Phil: Slack is great, but not really for this type of thing. It’s main strength is in facilitating frequent, flexible and rich communication within a work group (e.g., we use it in our Biostatics Lab, in a Data Coordinating Center, etc.). Likewise, our family uses it to communicate among ourselves, and it works much better for that purpose than anything else we’ve tried. However, it’s not good for archiving material (unless you are using a paid account), it has limited options for organization and presentation of content, and it doesn’t work well for casual and/or temporary users.

One option that you may have heard about is Trello. Trello addresses a different problem from Slack, namely the organization and presentation of information that can either be used by one person (e.g., I use Trello for my own personal to-do lists) or equally well by a group. Its original motivating use-cases were collaborative to-do lists, planning and project management, etc. However, because of its intuitive interface and ability to link to other online services, it is now used for all sorts of things (e.g., an online cookbook, a place to document an event or trip, etc). For a quick look at some of the ways it has been used in education, see https://trello.com/education. Note that I’m not necessarily suggesting you use Trello (in fact, for this purpose, I wouldn’t), but if you’re talking to people about this type of thing, Trello will definitely come up.

Quite honestly, for this purpose I would use one of GitHub, GitLab or BitBucket. As you may know, all of these are online hosting services for code repositories, originally intended for collaborative software development but now widely used for all sorts of projects. In addition to an online code repository, these services have now added features like issue tracking, Wikis, simple set-up and hosting of a project website, project management tools, communication tools and linkage to social media, etc. Thus, they make a great platform for all types of projects. Here are a few quick comments addressing specific points in your post above:

  1. While repositories are primarily intended for code, you can also store other resources such as media, etc.
  2. All resources will have a permanent, unique URL that you can use elsewhere
  3. If your project is public, people can consume it without having to create an account (though they would have to create an account to contribute).

RECORD EXTRACTS:
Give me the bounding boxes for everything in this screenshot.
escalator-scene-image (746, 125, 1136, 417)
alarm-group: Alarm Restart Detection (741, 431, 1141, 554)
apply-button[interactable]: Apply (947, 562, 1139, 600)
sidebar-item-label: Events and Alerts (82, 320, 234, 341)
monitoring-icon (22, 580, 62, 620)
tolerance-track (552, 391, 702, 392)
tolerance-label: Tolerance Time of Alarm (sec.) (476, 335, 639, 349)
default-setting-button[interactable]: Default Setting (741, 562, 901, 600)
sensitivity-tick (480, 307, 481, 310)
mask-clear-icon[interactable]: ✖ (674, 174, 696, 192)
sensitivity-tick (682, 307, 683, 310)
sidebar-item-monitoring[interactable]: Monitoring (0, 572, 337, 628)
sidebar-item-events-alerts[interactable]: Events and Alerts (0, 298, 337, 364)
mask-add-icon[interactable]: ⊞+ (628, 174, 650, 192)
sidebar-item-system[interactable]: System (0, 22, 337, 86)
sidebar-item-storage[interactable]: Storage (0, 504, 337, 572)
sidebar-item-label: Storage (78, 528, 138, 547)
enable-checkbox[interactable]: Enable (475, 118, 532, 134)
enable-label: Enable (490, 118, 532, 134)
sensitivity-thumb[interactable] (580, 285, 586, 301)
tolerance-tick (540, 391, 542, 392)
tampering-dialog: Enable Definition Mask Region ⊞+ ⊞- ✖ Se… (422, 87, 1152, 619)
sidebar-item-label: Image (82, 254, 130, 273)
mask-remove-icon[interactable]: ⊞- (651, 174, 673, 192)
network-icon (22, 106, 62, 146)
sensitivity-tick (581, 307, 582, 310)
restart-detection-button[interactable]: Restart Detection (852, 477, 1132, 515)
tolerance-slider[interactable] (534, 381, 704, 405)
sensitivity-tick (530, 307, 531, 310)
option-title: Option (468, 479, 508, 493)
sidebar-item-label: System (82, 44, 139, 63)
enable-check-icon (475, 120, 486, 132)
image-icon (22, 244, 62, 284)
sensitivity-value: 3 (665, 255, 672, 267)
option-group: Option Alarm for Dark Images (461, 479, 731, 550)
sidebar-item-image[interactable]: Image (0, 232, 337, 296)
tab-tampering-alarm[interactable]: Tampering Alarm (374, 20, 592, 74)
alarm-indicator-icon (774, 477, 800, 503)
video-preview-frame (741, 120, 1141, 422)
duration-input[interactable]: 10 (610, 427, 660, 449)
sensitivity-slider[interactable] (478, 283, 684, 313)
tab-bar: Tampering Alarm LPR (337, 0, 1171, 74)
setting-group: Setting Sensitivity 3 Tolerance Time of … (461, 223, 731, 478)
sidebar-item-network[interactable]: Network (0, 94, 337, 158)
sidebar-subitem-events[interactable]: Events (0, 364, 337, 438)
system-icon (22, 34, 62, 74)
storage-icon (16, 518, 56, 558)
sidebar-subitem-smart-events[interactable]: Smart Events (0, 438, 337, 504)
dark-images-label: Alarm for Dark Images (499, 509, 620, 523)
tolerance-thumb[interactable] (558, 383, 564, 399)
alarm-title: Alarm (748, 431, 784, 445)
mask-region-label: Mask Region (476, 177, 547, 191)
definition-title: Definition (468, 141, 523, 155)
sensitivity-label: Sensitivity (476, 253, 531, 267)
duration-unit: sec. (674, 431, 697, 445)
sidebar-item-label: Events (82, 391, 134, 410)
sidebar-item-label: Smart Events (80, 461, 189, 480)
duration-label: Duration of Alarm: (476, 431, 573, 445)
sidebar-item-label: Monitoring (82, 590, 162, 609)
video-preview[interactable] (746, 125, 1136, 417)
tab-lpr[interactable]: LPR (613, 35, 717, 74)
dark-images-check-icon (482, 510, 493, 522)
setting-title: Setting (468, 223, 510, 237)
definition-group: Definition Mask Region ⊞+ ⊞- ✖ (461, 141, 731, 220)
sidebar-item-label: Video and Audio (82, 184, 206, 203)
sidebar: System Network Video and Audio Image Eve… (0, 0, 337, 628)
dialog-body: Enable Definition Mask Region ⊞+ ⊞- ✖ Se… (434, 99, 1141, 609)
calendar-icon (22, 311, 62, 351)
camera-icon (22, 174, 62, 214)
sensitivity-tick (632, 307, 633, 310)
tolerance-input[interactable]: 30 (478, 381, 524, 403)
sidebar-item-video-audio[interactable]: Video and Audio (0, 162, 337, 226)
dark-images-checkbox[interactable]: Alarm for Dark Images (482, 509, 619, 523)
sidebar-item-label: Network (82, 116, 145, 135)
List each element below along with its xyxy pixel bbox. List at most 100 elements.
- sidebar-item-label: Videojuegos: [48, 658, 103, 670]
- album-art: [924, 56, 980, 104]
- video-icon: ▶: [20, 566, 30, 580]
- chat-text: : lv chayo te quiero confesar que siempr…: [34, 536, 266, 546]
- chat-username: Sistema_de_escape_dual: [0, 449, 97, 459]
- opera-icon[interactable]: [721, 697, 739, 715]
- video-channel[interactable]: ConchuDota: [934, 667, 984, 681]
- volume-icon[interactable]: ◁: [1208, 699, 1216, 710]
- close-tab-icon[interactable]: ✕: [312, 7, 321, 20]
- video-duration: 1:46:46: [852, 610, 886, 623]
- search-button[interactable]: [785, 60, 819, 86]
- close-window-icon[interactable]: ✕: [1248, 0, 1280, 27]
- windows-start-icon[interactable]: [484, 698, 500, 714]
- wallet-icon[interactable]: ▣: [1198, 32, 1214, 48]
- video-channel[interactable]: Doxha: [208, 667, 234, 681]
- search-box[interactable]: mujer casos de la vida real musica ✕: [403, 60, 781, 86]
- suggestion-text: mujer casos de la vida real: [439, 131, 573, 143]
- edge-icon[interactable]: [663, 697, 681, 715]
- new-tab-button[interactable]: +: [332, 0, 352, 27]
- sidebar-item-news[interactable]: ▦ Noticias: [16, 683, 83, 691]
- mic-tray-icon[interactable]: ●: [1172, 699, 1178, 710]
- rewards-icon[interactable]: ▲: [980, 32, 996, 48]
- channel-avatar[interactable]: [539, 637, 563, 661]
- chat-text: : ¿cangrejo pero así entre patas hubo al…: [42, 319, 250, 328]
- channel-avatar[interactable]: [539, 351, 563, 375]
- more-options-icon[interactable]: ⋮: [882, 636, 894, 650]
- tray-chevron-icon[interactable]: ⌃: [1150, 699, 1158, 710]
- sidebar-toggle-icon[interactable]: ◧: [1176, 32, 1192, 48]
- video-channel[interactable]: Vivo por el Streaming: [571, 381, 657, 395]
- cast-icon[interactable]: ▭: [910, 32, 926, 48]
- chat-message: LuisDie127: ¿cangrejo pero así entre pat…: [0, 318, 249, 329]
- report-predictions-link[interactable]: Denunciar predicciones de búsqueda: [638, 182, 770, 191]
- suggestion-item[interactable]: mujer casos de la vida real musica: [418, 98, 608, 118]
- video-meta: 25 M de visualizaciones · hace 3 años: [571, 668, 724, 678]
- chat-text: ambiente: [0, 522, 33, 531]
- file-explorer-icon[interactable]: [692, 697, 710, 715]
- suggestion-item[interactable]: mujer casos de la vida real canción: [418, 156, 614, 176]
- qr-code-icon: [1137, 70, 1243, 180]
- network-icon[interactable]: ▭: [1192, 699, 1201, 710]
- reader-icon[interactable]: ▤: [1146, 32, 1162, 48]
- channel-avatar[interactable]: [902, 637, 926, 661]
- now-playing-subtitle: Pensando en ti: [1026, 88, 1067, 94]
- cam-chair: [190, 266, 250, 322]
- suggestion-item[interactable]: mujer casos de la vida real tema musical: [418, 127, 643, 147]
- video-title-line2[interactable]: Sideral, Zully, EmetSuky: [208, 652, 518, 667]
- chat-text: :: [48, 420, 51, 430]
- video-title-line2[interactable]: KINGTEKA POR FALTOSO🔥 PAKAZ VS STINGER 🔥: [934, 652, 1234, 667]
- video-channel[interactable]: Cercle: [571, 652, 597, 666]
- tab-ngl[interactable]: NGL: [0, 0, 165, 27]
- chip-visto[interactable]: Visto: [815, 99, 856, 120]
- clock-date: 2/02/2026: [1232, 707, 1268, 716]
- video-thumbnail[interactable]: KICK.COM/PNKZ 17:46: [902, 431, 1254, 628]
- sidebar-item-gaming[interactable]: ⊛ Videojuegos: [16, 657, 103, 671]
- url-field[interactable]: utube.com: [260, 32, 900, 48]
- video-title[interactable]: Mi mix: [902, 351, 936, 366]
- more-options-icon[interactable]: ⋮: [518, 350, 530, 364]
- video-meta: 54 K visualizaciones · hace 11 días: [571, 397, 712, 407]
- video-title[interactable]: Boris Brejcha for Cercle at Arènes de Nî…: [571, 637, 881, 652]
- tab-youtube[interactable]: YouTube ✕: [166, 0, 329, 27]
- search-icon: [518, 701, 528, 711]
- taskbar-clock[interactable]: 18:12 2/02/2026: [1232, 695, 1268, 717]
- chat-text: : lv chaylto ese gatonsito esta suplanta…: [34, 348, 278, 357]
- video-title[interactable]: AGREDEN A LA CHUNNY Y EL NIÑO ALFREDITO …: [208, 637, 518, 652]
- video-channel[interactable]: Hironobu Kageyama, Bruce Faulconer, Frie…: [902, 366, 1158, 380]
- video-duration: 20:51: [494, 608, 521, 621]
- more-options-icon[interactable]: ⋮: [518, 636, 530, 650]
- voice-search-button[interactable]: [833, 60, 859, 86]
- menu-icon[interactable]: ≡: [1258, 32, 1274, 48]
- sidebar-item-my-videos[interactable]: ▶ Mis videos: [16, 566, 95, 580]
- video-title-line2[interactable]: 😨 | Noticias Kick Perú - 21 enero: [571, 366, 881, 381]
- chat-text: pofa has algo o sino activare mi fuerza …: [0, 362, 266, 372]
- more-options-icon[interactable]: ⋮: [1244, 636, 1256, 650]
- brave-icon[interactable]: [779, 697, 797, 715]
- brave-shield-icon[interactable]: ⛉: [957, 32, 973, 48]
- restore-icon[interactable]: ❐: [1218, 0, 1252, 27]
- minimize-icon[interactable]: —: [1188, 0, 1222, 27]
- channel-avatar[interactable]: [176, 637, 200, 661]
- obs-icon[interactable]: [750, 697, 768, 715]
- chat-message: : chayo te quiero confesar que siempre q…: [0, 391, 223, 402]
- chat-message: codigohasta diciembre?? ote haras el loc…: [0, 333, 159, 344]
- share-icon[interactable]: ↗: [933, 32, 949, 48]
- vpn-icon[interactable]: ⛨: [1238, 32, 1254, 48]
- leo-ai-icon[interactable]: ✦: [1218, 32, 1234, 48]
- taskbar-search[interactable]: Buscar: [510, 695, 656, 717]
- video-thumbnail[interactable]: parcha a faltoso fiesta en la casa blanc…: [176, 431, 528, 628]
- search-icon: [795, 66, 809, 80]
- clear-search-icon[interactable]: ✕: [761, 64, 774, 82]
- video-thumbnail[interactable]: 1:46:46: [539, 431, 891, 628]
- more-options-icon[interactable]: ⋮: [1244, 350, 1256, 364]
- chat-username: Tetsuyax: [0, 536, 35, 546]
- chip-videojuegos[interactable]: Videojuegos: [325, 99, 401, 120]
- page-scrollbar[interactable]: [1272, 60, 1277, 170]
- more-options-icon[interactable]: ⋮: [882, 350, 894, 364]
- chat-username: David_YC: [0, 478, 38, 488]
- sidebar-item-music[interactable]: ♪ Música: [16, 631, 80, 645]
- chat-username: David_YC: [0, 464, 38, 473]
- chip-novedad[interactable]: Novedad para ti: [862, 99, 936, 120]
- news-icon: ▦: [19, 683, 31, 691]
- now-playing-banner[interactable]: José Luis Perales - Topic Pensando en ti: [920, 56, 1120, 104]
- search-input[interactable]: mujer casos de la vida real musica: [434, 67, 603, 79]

WHAT YOU WILL DO:
[1] In the text about collaboration tools above, translate this sentence into Spanish: "Thus, they make a great platform for all types of projects."
[2] Write out the passage of the text about collaboration tools from "Phil: Slack is" up to and including "and/or temporary users.".
[3] Write what comes next in the text about Slack, Trello and GitHub, picking up after its final sentence.

RESULTS IN ORDER:
[1] Por lo tanto, constituyen una excelente plataforma para todo tipo de proyectos.

[2]
Phil: Slack is great, but not really for this type of thing. It’s main strength is in facilitating frequent, flexible and rich communication within a work group (e.g., we use it in our Biostatics Lab, in a Data Coordinating Center, etc.). Likewise, our family uses it to communicate among ourselves, and it works much better for that purpose than anything else we’ve tried. However, it’s not good for archiving material (unless you are using a paid account), it has limited options for organization and presentation of content, and it doesn’t work well for casual and/or temporary users.

[3]
  4. As I mentioned, you would have many options for presenting material and for structuring subsequent contributions and communication (e.g., you can use the issue tracker, inline comments, RSS and social media for communication, the Wiki or the standard pull-request workflow for contributions, etc). And, if you wanted, you could put a website (hosted on the same service) in front of the project(s) to make them easier to navigate and to make the whole thing more user-friendly.
  5. Related to (4), these services handle mathematical and analytic content pretty well, and their facilities for this are always improving. For example, you can host Jupyter notebooks on GitHub now, and will soon be able to do so on GitLab. Also, GitLab will render math as part of a reStructuredText or Markdown document in a repository or in a Wiki.
  6. Finally, since you can use a standard version control system (e.g., git) to edit and manipulate these resources locally, the whole thing becomes much easier to manage than using a Content Management System which requires all of your editing and file management to be done using an online GUI.

Feel free to email me offline if you’d like to discuss further.

FH: Good question. Since my notes are one large R knitr LaTeX pdf document, its content can change quite a bit when I update R commands used to produce tables and graphs (and some sentences). I think student input may need to be kept in a separate location. I added a point related to this in the article.

Warren Winfried (Winni) Kretzs: This looks sensible. Have you considered making the course notes part of a wiki?